▸ TASK REQUIREMENTS:
Return the number of lines that contain the word "large", and return nothing else.
--- Start of RECORD SET ---
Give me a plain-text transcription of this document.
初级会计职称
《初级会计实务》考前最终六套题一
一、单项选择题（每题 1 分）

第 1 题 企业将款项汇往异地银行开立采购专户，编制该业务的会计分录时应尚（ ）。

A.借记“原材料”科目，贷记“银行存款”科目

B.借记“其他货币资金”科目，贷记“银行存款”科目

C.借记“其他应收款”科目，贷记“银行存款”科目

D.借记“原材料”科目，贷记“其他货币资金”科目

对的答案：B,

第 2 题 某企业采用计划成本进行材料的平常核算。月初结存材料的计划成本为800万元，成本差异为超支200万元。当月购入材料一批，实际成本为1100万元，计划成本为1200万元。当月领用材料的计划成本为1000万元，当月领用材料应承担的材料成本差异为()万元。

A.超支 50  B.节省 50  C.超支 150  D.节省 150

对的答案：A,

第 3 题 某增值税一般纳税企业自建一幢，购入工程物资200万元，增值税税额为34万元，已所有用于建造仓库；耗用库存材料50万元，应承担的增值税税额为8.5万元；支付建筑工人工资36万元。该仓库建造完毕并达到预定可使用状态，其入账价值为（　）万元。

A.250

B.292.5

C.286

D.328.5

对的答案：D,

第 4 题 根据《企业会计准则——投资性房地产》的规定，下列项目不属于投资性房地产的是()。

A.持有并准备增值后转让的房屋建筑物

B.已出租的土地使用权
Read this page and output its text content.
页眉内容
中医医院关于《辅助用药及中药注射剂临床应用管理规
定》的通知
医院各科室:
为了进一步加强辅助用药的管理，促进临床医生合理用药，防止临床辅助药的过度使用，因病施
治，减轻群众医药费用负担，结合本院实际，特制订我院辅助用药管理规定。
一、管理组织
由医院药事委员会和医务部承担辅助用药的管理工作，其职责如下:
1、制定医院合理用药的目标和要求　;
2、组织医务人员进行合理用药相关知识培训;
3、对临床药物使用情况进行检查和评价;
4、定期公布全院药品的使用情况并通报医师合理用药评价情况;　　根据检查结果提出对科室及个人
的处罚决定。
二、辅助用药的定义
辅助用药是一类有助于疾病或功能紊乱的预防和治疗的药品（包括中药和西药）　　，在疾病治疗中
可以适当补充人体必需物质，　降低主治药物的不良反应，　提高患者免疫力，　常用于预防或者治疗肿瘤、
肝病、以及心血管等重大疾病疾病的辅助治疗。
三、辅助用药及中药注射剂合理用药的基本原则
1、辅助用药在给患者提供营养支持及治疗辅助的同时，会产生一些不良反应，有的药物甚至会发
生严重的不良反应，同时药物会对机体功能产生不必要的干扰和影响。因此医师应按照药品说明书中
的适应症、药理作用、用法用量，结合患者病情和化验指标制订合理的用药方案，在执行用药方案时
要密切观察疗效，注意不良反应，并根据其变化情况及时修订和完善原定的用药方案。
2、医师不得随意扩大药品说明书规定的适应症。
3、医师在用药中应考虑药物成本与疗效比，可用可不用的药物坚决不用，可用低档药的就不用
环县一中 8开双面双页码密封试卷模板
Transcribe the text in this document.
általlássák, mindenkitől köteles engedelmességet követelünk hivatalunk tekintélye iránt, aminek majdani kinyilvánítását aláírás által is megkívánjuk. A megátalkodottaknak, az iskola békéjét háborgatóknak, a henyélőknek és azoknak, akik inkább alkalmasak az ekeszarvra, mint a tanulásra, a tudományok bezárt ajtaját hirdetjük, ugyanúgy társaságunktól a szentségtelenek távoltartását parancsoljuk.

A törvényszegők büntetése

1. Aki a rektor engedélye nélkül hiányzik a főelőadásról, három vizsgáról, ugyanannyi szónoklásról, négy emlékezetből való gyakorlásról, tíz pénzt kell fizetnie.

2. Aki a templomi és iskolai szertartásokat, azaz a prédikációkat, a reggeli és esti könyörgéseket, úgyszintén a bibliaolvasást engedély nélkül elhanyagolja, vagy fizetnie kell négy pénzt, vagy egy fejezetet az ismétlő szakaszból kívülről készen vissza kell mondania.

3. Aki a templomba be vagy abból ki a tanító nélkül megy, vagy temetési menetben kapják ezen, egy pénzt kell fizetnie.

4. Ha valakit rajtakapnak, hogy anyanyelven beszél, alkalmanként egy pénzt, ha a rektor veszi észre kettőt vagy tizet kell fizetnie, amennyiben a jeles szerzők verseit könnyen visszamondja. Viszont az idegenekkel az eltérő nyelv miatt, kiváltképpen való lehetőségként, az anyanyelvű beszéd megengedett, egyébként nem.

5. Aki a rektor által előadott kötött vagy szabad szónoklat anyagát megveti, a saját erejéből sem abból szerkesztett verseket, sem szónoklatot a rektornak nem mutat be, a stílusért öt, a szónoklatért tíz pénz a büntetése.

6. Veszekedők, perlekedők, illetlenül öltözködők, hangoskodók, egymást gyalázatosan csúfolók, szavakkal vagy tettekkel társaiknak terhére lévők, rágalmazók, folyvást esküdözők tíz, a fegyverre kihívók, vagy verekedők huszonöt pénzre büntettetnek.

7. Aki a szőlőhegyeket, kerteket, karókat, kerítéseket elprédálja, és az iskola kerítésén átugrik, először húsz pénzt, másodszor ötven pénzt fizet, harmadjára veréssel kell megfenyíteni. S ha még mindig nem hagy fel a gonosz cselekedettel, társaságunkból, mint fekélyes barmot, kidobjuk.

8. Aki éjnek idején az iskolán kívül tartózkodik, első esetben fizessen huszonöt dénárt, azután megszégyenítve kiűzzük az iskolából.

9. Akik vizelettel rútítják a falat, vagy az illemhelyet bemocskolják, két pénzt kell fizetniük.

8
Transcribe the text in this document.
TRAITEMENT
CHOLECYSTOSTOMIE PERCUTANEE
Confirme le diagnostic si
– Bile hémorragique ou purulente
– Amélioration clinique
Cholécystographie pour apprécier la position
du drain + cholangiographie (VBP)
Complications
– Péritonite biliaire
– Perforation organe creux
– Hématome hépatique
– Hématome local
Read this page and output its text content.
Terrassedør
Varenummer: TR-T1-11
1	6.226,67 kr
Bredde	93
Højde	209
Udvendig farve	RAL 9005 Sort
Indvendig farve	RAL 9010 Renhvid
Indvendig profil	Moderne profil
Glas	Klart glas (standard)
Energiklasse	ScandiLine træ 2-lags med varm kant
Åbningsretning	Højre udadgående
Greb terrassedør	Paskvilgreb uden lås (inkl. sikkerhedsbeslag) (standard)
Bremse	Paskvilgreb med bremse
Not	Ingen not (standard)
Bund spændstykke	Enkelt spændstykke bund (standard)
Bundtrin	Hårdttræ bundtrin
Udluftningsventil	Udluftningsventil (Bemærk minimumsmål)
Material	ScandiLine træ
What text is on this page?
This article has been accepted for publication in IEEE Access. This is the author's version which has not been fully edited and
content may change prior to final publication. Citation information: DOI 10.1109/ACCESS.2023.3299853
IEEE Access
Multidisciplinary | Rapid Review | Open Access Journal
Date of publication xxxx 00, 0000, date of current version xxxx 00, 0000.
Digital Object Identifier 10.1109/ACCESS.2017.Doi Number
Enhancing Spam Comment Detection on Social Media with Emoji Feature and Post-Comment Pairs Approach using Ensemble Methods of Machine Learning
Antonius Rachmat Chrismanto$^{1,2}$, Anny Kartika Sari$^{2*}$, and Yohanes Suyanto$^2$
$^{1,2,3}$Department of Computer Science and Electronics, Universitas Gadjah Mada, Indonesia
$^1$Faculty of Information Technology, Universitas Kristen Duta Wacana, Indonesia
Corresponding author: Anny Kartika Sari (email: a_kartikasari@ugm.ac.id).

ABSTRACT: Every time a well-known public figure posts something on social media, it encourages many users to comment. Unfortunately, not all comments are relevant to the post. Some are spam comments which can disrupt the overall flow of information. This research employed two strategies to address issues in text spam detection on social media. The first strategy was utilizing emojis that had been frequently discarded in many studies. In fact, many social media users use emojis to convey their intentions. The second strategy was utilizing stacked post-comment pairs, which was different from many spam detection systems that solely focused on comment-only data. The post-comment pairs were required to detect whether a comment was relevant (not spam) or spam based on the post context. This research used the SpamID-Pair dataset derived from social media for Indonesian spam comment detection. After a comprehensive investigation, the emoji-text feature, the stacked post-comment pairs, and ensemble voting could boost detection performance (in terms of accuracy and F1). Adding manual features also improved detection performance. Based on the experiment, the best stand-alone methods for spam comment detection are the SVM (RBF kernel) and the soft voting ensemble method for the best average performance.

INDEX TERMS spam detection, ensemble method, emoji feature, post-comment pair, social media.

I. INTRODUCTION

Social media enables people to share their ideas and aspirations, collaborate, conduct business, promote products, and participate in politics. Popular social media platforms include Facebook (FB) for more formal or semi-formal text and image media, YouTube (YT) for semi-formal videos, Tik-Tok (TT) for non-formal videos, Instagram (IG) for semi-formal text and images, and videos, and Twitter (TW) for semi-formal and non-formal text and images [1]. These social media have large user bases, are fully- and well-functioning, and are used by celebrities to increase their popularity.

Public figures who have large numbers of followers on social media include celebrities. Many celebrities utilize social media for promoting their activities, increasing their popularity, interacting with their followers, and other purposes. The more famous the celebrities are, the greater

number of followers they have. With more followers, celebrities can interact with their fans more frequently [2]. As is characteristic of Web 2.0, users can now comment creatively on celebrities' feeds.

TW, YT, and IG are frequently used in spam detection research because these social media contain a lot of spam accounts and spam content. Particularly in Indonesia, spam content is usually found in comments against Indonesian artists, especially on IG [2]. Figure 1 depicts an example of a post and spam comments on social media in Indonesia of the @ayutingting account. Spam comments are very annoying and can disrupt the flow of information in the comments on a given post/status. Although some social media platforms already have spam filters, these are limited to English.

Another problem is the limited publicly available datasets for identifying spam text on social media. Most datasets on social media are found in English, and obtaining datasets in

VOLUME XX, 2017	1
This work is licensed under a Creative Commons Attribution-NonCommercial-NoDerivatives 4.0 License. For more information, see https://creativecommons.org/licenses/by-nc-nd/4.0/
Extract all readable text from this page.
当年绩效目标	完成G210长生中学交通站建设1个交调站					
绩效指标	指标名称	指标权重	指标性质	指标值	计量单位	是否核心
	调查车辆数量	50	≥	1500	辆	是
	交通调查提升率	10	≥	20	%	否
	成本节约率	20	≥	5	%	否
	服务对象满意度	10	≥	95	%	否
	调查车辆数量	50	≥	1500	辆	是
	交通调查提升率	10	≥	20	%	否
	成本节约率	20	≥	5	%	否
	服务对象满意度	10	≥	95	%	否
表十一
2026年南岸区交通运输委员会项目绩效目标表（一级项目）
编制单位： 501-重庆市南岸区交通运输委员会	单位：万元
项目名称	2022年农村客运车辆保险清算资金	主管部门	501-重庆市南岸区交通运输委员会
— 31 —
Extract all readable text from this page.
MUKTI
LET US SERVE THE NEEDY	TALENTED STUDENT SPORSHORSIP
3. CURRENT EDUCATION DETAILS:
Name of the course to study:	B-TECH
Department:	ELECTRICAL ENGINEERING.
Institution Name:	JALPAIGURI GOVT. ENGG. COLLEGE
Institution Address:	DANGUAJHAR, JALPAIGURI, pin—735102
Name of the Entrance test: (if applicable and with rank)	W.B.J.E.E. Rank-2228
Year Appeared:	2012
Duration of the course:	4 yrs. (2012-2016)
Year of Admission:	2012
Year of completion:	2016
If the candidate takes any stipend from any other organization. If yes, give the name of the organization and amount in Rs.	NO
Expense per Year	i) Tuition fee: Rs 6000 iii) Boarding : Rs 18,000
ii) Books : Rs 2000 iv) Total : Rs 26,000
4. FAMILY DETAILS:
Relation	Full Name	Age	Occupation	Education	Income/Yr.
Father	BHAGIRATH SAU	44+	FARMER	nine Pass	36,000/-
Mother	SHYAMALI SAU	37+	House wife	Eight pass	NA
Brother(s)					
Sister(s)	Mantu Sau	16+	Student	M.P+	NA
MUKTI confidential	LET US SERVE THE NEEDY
--- End of RECORD SET ---
▸ ANSWER:
2